## SET TASK
The data must be returned in full and exactly as given.

Extracted records
* begin *
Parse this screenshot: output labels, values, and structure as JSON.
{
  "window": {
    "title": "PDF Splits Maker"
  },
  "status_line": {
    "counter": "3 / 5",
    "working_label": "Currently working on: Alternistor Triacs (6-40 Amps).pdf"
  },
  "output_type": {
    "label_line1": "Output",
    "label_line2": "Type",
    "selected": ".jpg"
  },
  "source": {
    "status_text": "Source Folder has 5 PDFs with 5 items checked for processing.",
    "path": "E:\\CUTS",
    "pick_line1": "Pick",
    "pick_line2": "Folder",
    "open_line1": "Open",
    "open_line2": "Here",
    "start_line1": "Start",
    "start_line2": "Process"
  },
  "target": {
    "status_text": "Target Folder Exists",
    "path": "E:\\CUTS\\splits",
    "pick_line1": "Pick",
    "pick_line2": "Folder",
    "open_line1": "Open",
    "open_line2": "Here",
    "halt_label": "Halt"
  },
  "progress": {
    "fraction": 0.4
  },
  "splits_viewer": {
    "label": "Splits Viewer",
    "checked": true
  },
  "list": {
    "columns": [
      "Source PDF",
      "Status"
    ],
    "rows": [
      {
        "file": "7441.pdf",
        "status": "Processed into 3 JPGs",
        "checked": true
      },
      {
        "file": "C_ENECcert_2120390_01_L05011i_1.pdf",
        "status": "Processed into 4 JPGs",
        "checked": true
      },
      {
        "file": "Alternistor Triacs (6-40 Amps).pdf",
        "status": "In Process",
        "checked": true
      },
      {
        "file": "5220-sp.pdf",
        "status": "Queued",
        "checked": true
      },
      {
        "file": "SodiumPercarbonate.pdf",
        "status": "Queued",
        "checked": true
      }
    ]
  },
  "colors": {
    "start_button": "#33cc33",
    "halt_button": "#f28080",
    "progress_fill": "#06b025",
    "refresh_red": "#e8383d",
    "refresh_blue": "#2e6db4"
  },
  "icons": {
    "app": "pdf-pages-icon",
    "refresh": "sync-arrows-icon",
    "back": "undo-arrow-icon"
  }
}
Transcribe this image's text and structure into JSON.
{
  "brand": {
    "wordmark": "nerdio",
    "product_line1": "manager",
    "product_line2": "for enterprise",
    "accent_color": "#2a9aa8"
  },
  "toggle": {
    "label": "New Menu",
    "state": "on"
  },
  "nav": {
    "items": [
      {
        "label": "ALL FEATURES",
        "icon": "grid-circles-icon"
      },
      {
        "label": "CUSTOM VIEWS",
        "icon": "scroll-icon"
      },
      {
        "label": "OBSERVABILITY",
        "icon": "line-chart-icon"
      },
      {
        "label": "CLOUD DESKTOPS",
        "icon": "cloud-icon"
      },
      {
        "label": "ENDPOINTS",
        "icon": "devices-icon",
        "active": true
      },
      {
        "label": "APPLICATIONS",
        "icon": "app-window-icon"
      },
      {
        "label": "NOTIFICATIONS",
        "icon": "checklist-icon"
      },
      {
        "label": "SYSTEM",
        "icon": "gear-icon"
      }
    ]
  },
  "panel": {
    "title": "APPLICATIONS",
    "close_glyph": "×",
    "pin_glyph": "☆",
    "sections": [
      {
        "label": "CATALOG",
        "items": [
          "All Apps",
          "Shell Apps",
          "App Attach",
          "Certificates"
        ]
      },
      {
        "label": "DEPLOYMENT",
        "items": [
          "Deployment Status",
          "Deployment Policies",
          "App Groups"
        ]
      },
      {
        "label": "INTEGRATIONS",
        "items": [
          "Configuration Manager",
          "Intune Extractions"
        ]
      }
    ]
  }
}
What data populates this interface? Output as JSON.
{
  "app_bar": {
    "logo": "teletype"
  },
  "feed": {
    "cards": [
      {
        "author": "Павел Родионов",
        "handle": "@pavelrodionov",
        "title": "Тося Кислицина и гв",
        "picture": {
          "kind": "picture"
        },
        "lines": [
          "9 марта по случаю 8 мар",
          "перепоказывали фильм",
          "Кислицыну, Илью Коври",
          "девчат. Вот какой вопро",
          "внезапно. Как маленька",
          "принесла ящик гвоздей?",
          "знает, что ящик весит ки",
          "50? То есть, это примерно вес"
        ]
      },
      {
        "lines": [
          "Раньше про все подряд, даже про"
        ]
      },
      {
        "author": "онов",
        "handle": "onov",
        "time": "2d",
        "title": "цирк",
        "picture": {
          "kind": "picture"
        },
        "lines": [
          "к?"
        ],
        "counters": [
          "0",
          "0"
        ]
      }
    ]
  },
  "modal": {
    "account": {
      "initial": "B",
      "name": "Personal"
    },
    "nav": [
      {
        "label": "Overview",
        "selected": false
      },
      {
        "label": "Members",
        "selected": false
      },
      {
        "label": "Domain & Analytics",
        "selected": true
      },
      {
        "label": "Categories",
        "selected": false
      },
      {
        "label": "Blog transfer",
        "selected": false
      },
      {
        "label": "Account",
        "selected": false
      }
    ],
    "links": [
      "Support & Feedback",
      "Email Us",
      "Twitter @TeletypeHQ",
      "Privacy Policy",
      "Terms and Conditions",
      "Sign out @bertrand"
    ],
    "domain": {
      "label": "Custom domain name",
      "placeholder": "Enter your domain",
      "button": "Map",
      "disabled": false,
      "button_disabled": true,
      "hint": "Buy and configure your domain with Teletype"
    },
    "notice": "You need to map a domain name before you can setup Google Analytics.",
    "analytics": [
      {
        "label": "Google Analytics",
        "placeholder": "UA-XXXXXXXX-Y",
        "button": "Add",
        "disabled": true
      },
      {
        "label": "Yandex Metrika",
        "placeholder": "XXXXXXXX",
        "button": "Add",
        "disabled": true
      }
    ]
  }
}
* end *
## COMPLETED EXERCISE
Parse this screenshot: output labels, values, and structure as JSON.
{
  "window": {
    "title": "PDF Splits Maker"
  },
  "status_line": {
    "counter": "3 / 5",
    "working_label": "Currently working on: Alternistor Triacs (6-40 Amps).pdf"
  },
  "output_type": {
    "label_line1": "Output",
    "label_line2": "Type",
    "selected": ".jpg"
  },
  "source": {
    "status_text": "Source Folder has 5 PDFs with 5 items checked for processing.",
    "path": "E:\\CUTS",
    "pick_line1": "Pick",
    "pick_line2": "Folder",
    "open_line1": "Open",
    "open_line2": "Here",
    "start_line1": "Start",
    "start_line2": "Process"
  },
  "target": {
    "status_text": "Target Folder Exists",
    "path": "E:\\CUTS\\splits",
    "pick_line1": "Pick",
    "pick_line2": "Folder",
    "open_line1": "Open",
    "open_line2": "Here",
    "halt_label": "Halt"
  },
  "progress": {
    "fraction": 0.4
  },
  "splits_viewer": {
    "label": "Splits Viewer",
    "checked": true
  },
  "list": {
    "columns": [
      "Source PDF",
      "Status"
    ],
    "rows": [
      {
        "file": "7441.pdf",
        "status": "Processed into 3 JPGs",
        "checked": true
      },
      {
        "file": "C_ENECcert_2120390_01_L05011i_1.pdf",
        "status": "Processed into 4 JPGs",
        "checked": true
      },
      {
        "file": "Alternistor Triacs (6-40 Amps).pdf",
        "status": "In Process",
        "checked": true
      },
      {
        "file": "5220-sp.pdf",
        "status": "Queued",
        "checked": true
      },
      {
        "file": "SodiumPercarbonate.pdf",
        "status": "Queued",
        "checked": true
      }
    ]
  },
  "colors": {
    "start_button": "#33cc33",
    "halt_button": "#f28080",
    "progress_fill": "#06b025",
    "refresh_red": "#e8383d",
    "refresh_blue": "#2e6db4"
  },
  "icons": {
    "app": "pdf-pages-icon",
    "refresh": "sync-arrows-icon",
    "back": "undo-arrow-icon"
  }
}
Transcribe this image's text and structure into JSON.
{
  "brand": {
    "wordmark": "nerdio",
    "product_line1": "manager",
    "product_line2": "for enterprise",
    "accent_color": "#2a9aa8"
  },
  "toggle": {
    "label": "New Menu",
    "state": "on"
  },
  "nav": {
    "items": [
      {
        "label": "ALL FEATURES",
        "icon": "grid-circles-icon"
      },
      {
        "label": "CUSTOM VIEWS",
        "icon": "scroll-icon"
      },
      {
        "label": "OBSERVABILITY",
        "icon": "line-chart-icon"
      },
      {
        "label": "CLOUD DESKTOPS",
        "icon": "cloud-icon"
      },
      {
        "label": "ENDPOINTS",
        "icon": "devices-icon",
        "active": true
      },
      {
        "label": "APPLICATIONS",
        "icon": "app-window-icon"
      },
      {
        "label": "NOTIFICATIONS",
        "icon": "checklist-icon"
      },
      {
        "label": "SYSTEM",
        "icon": "gear-icon"
      }
    ]
  },
  "panel": {
    "title": "APPLICATIONS",
    "close_glyph": "×",
    "pin_glyph": "☆",
    "sections": [
      {
        "label": "CATALOG",
        "items": [
          "All Apps",
          "Shell Apps",
          "App Attach",
          "Certificates"
        ]
      },
      {
        "label": "DEPLOYMENT",
        "items": [
          "Deployment Status",
          "Deployment Policies",
          "App Groups"
        ]
      },
      {
        "label": "INTEGRATIONS",
        "items": [
          "Configuration Manager",
          "Intune Extractions"
        ]
      }
    ]
  }
}
What data populates this interface? Output as JSON.
{
  "app_bar": {
    "logo": "teletype"
  },
  "feed": {
    "cards": [
      {
        "author": "Павел Родионов",
        "handle": "@pavelrodionov",
        "title": "Тося Кислицина и гв",
        "picture": {
          "kind": "picture"
        },
        "lines": [
          "9 марта по случаю 8 мар",
          "перепоказывали фильм",
          "Кислицыну, Илью Коври",
          "девчат. Вот какой вопро",
          "внезапно. Как маленька",
          "принесла ящик гвоздей?",
          "знает, что ящик весит ки",
          "50? То есть, это примерно вес"
        ]
      },
      {
        "lines": [
          "Раньше про все подряд, даже про"
        ]
      },
      {
        "author": "онов",
        "handle": "onov",
        "time": "2d",
        "title": "цирк",
        "picture": {
          "kind": "picture"
        },
        "lines": [
          "к?"
        ],
        "counters": [
          "0",
          "0"
        ]
      }
    ]
  },
  "modal": {
    "account": {
      "initial": "B",
      "name": "Personal"
    },
    "nav": [
      {
        "label": "Overview",
        "selected": false
      },
      {
        "label": "Members",
        "selected": false
      },
      {
        "label": "Domain & Analytics",
        "selected": true
      },
      {
        "label": "Categories",
        "selected": false
      },
      {
        "label": "Blog transfer",
        "selected": false
      },
      {
        "label": "Account",
        "selected": false
      }
    ],
    "links": [
      "Support & Feedback",
      "Email Us",
      "Twitter @TeletypeHQ",
      "Privacy Policy",
      "Terms and Conditions",
      "Sign out @bertrand"
    ],
    "domain": {
      "label": "Custom domain name",
      "placeholder": "Enter your domain",
      "button": "Map",
      "disabled": false,
      "button_disabled": true,
      "hint": "Buy and configure your domain with Teletype"
    },
    "notice": "You need to map a domain name before you can setup Google Analytics.",
    "analytics": [
      {
        "label": "Google Analytics",
        "placeholder": "UA-XXXXXXXX-Y",
        "button": "Add",
        "disabled": true
      },
      {
        "label": "Yandex Metrika",
        "placeholder": "XXXXXXXX",
        "button": "Add",
        "disabled": true
      }
    ]
  }
}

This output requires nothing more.